*Task details*. From the records below, extract all the text exactly and leave the images behind.

*Provided data*.
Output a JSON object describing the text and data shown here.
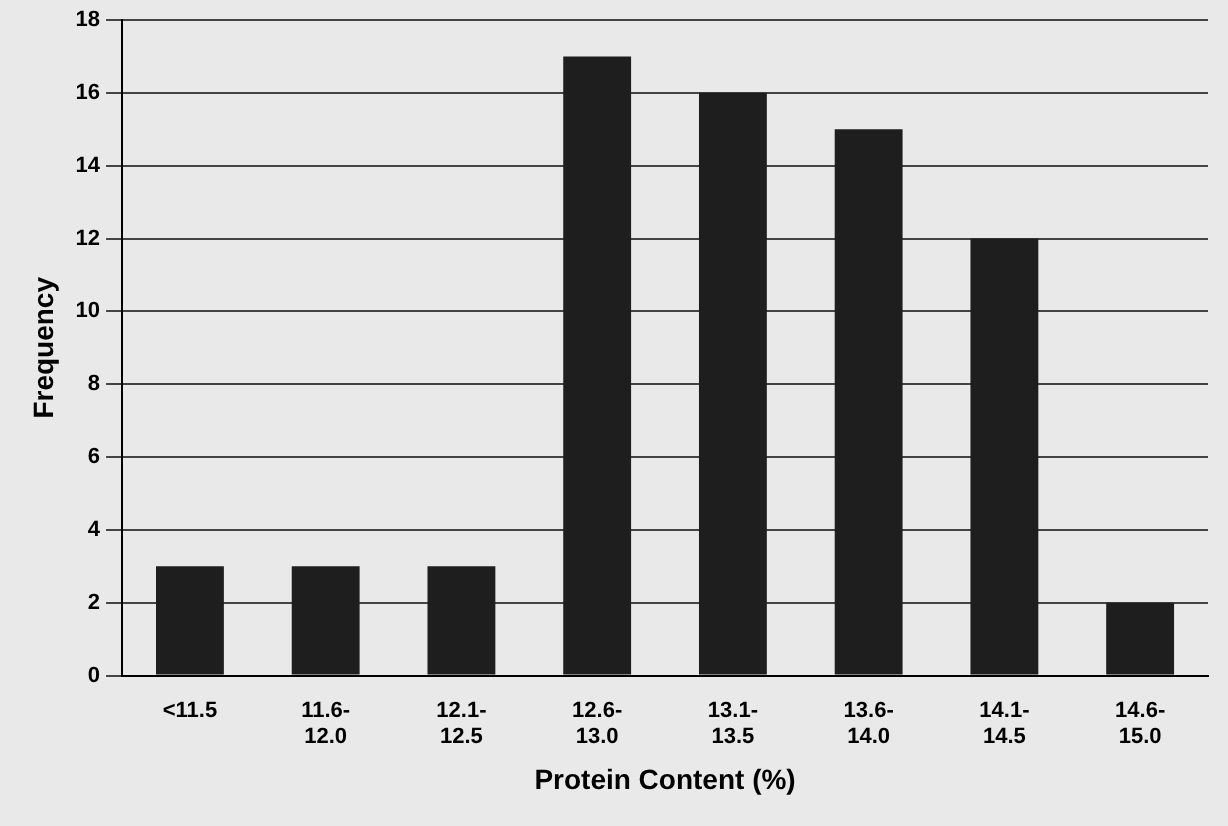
{
  "chart_data": {
    "type": "bar",
    "xlabel": "Protein Content (%)",
    "ylabel": "Frequency",
    "categories": [
      "<11.5",
      "11.6-12.0",
      "12.1-12.5",
      "12.6-13.0",
      "13.1-13.5",
      "13.6-14.0",
      "14.1-14.5",
      "14.6-15.0"
    ],
    "values": [
      3,
      3,
      3,
      17,
      16,
      15,
      12,
      2
    ],
    "color": "#1e1e1e",
    "ylim": [
      0,
      18
    ],
    "yticks": [
      0,
      2,
      4,
      6,
      8,
      10,
      12,
      14,
      16,
      18
    ],
    "grid": "y"
  }
}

*Finished task*.
Output a JSON object describing the text and data shown here.
{
  "chart_data": {
    "type": "bar",
    "xlabel": "Protein Content (%)",
    "ylabel": "Frequency",
    "categories": [
      "<11.5",
      "11.6-12.0",
      "12.1-12.5",
      "12.6-13.0",
      "13.1-13.5",
      "13.6-14.0",
      "14.1-14.5",
      "14.6-15.0"
    ],
    "values": [
      3,
      3,
      3,
      17,
      16,
      15,
      12,
      2
    ],
    "color": "#1e1e1e",
    "ylim": [
      0,
      18
    ],
    "yticks": [
      0,
      2,
      4,
      6,
      8,
      10,
      12,
      14,
      16,
      18
    ],
    "grid": "y"
  }
}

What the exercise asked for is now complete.